**WHAT YOU SHOULD DO:** Copy each line below in which the string "where" occurs.

#### DATA EXCERPTS

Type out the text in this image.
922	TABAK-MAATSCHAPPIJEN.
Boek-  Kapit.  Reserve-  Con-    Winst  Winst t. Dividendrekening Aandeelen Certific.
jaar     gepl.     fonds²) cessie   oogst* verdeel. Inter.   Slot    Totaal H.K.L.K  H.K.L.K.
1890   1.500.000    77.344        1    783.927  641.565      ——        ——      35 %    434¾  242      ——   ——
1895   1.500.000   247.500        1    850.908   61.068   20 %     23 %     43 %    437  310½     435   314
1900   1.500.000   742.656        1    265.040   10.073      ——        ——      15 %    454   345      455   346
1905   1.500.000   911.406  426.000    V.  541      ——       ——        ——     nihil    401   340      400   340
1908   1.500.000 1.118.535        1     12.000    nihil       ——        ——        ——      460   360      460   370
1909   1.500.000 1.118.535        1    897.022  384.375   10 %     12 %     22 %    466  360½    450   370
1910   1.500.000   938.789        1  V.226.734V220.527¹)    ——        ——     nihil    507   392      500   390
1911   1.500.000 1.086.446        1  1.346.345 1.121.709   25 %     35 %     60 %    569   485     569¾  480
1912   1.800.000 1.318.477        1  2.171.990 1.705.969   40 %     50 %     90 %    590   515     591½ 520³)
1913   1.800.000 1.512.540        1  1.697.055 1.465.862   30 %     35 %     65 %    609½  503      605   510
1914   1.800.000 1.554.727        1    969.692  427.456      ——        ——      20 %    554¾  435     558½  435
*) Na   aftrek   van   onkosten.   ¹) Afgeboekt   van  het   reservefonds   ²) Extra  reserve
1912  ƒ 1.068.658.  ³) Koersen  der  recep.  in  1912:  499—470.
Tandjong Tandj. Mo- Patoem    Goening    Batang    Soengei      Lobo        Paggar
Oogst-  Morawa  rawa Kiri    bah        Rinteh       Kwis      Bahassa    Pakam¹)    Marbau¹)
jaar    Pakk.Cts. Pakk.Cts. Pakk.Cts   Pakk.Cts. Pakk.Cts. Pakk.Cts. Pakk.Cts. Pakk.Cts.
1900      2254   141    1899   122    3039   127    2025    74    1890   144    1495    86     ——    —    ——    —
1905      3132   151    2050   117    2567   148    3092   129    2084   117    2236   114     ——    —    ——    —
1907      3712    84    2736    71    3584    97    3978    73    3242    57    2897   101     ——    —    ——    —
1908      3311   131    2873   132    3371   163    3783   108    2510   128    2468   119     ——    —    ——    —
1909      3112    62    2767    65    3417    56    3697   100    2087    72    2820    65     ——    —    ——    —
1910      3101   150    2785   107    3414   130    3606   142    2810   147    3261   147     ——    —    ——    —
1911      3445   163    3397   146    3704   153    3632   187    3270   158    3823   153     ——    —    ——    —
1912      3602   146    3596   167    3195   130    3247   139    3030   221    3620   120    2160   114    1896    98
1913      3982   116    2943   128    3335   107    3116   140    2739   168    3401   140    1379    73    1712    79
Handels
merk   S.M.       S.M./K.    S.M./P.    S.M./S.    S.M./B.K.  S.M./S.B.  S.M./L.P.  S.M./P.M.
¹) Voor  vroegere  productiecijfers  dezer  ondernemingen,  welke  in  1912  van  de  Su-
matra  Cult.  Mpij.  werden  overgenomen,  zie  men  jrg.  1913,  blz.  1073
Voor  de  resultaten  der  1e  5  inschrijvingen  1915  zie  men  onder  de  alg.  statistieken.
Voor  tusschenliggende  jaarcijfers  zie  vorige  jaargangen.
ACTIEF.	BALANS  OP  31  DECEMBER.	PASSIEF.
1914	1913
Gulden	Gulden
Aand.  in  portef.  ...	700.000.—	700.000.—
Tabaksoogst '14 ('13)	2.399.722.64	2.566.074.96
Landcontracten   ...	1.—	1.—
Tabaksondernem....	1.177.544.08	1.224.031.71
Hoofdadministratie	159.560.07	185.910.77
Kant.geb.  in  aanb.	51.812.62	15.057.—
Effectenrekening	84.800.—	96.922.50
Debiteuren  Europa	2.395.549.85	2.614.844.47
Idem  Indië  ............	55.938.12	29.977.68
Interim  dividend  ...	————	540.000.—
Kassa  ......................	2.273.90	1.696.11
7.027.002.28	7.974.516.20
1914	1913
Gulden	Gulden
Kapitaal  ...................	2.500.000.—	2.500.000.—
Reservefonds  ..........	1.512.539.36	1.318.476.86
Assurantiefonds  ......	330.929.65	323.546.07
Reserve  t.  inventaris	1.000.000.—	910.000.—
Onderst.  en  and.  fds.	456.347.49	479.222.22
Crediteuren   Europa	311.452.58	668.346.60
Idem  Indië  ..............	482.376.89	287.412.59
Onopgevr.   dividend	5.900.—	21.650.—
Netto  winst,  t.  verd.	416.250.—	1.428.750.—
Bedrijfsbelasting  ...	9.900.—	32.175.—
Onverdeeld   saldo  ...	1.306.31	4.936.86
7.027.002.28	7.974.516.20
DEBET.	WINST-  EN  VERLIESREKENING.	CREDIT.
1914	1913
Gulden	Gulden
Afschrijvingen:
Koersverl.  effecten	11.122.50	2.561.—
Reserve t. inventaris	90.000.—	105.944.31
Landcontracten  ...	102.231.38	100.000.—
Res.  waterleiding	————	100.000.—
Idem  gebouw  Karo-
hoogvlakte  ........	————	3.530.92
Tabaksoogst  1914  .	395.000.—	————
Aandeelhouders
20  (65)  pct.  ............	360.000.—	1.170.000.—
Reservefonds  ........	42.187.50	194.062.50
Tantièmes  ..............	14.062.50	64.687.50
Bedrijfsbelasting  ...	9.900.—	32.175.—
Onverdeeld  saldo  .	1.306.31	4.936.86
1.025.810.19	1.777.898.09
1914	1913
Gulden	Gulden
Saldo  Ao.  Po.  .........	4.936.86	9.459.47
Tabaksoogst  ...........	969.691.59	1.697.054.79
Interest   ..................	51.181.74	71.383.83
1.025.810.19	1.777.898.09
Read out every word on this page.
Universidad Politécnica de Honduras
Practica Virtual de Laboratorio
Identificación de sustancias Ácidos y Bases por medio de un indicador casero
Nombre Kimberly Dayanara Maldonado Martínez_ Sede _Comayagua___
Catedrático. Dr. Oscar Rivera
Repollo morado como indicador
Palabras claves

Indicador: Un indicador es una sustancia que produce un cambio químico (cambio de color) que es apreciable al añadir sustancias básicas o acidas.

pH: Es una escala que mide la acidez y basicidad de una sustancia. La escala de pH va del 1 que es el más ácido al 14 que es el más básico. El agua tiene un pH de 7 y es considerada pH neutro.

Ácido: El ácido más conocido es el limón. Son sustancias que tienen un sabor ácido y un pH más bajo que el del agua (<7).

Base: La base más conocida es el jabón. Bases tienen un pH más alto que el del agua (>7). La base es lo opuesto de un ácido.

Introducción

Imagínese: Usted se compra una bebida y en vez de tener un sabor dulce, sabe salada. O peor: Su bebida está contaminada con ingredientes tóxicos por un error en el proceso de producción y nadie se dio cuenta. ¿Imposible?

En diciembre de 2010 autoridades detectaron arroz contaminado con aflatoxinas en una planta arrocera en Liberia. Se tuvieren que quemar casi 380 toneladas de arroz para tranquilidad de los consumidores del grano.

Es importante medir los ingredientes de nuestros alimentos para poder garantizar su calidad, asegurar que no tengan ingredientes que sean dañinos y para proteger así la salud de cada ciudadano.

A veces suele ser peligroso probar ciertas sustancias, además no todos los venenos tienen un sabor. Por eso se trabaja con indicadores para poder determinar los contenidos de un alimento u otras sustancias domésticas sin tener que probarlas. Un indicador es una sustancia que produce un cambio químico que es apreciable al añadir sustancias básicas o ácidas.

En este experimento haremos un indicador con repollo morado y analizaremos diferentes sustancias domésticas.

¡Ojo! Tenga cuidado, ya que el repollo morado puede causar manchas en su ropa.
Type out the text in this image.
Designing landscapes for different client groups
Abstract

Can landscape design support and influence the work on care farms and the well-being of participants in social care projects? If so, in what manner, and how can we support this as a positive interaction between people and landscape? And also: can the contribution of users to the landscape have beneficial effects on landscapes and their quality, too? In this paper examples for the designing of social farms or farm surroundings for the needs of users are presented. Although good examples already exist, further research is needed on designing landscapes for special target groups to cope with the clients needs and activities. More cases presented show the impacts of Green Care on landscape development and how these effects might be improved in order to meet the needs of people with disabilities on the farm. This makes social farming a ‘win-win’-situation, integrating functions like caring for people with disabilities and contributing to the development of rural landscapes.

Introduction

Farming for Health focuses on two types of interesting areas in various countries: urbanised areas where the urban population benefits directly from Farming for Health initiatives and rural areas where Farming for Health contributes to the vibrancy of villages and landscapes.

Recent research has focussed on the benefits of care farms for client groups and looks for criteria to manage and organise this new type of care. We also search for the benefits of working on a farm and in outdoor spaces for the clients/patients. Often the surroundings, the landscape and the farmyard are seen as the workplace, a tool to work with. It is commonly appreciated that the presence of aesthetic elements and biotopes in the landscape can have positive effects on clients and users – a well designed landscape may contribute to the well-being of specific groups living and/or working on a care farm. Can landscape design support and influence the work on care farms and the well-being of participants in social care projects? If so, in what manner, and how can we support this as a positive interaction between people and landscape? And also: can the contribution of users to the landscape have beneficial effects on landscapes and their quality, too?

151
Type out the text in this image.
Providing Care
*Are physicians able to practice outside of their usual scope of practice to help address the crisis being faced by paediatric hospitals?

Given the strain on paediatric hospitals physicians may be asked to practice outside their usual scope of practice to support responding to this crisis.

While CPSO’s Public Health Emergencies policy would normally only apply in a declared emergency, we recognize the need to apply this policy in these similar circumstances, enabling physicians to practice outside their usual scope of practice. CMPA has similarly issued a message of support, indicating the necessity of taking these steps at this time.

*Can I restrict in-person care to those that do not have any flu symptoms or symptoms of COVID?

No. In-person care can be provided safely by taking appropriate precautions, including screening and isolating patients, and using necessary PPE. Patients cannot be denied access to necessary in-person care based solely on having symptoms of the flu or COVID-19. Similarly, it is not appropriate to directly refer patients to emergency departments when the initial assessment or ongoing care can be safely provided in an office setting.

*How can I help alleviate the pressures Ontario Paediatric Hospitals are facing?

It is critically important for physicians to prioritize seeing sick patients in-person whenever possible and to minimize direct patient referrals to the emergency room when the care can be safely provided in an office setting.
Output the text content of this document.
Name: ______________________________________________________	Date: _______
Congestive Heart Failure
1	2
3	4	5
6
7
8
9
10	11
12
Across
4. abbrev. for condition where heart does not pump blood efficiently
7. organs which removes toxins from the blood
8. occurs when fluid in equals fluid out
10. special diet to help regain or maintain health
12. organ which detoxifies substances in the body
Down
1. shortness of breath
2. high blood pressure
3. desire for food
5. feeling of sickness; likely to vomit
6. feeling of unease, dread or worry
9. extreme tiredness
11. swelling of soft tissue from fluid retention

########

**ANSWER SPACE:**
Farming for Health focuses on two types of interesting areas in various countries: urbanised areas where the urban population benefits directly from Farming for Health initiatives and rural areas where Farming for Health contributes to the vibrancy of villages and landscapes.
4. abbrev. for condition where heart does not pump blood efficiently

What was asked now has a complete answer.